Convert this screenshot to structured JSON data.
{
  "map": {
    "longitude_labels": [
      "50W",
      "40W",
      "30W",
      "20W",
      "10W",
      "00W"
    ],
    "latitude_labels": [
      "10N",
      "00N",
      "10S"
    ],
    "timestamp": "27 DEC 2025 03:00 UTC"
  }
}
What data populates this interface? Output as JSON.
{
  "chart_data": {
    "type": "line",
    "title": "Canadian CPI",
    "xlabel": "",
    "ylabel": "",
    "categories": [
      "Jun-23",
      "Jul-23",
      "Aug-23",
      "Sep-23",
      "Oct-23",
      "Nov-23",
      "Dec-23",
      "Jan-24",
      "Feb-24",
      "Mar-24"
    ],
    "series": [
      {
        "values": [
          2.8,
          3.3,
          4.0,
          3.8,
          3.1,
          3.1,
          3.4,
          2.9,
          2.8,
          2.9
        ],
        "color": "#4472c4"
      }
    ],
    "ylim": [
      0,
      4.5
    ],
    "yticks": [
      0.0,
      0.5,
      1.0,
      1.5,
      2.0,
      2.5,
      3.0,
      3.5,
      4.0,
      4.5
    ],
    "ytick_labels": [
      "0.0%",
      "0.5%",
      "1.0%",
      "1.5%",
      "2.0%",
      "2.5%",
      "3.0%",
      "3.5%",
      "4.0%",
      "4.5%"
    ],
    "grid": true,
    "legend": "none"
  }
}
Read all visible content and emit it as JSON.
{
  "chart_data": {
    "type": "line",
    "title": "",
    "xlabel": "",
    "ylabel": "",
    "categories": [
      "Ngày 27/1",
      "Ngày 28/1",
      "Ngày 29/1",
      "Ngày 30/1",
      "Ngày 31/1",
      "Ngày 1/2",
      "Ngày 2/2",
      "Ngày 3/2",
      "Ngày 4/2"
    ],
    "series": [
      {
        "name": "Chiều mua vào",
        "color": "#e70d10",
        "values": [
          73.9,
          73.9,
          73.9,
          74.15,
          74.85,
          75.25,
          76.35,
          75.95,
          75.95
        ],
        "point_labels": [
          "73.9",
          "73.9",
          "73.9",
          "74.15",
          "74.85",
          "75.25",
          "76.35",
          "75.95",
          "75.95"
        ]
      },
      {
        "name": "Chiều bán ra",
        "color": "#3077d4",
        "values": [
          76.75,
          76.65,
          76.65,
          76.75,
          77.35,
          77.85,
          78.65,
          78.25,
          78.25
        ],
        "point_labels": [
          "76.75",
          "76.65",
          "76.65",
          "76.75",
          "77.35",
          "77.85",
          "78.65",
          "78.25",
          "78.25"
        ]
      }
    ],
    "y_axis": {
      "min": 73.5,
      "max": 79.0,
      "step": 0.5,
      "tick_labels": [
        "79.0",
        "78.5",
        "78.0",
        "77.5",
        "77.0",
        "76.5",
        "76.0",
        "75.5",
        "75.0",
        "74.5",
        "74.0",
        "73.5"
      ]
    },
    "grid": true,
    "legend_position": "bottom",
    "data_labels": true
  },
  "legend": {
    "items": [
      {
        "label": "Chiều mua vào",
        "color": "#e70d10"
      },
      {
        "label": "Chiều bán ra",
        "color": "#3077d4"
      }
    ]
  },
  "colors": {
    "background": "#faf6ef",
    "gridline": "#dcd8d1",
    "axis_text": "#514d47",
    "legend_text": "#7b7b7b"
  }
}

· · · · ·

AIM: Reproduce each record shown above without altering a single word.

COMPLETE RESPONSE:
Convert this screenshot to structured JSON data.
{
  "map": {
    "longitude_labels": [
      "50W",
      "40W",
      "30W",
      "20W",
      "10W",
      "00W"
    ],
    "latitude_labels": [
      "10N",
      "00N",
      "10S"
    ],
    "timestamp": "27 DEC 2025 03:00 UTC"
  }
}
What data populates this interface? Output as JSON.
{
  "chart_data": {
    "type": "line",
    "title": "Canadian CPI",
    "xlabel": "",
    "ylabel": "",
    "categories": [
      "Jun-23",
      "Jul-23",
      "Aug-23",
      "Sep-23",
      "Oct-23",
      "Nov-23",
      "Dec-23",
      "Jan-24",
      "Feb-24",
      "Mar-24"
    ],
    "series": [
      {
        "values": [
          2.8,
          3.3,
          4.0,
          3.8,
          3.1,
          3.1,
          3.4,
          2.9,
          2.8,
          2.9
        ],
        "color": "#4472c4"
      }
    ],
    "ylim": [
      0,
      4.5
    ],
    "yticks": [
      0.0,
      0.5,
      1.0,
      1.5,
      2.0,
      2.5,
      3.0,
      3.5,
      4.0,
      4.5
    ],
    "ytick_labels": [
      "0.0%",
      "0.5%",
      "1.0%",
      "1.5%",
      "2.0%",
      "2.5%",
      "3.0%",
      "3.5%",
      "4.0%",
      "4.5%"
    ],
    "grid": true,
    "legend": "none"
  }
}
Read all visible content and emit it as JSON.
{
  "chart_data": {
    "type": "line",
    "title": "",
    "xlabel": "",
    "ylabel": "",
    "categories": [
      "Ngày 27/1",
      "Ngày 28/1",
      "Ngày 29/1",
      "Ngày 30/1",
      "Ngày 31/1",
      "Ngày 1/2",
      "Ngày 2/2",
      "Ngày 3/2",
      "Ngày 4/2"
    ],
    "series": [
      {
        "name": "Chiều mua vào",
        "color": "#e70d10",
        "values": [
          73.9,
          73.9,
          73.9,
          74.15,
          74.85,
          75.25,
          76.35,
          75.95,
          75.95
        ],
        "point_labels": [
          "73.9",
          "73.9",
          "73.9",
          "74.15",
          "74.85",
          "75.25",
          "76.35",
          "75.95",
          "75.95"
        ]
      },
      {
        "name": "Chiều bán ra",
        "color": "#3077d4",
        "values": [
          76.75,
          76.65,
          76.65,
          76.75,
          77.35,
          77.85,
          78.65,
          78.25,
          78.25
        ],
        "point_labels": [
          "76.75",
          "76.65",
          "76.65",
          "76.75",
          "77.35",
          "77.85",
          "78.65",
          "78.25",
          "78.25"
        ]
      }
    ],
    "y_axis": {
      "min": 73.5,
      "max": 79.0,
      "step": 0.5,
      "tick_labels": [
        "79.0",
        "78.5",
        "78.0",
        "77.5",
        "77.0",
        "76.5",
        "76.0",
        "75.5",
        "75.0",
        "74.5",
        "74.0",
        "73.5"
      ]
    },
    "grid": true,
    "legend_position": "bottom",
    "data_labels": true
  },
  "legend": {
    "items": [
      {
        "label": "Chiều mua vào",
        "color": "#e70d10"
      },
      {
        "label": "Chiều bán ra",
        "color": "#3077d4"
      }
    ]
  },
  "colors": {
    "background": "#faf6ef",
    "gridline": "#dcd8d1",
    "axis_text": "#514d47",
    "legend_text": "#7b7b7b"
  }
}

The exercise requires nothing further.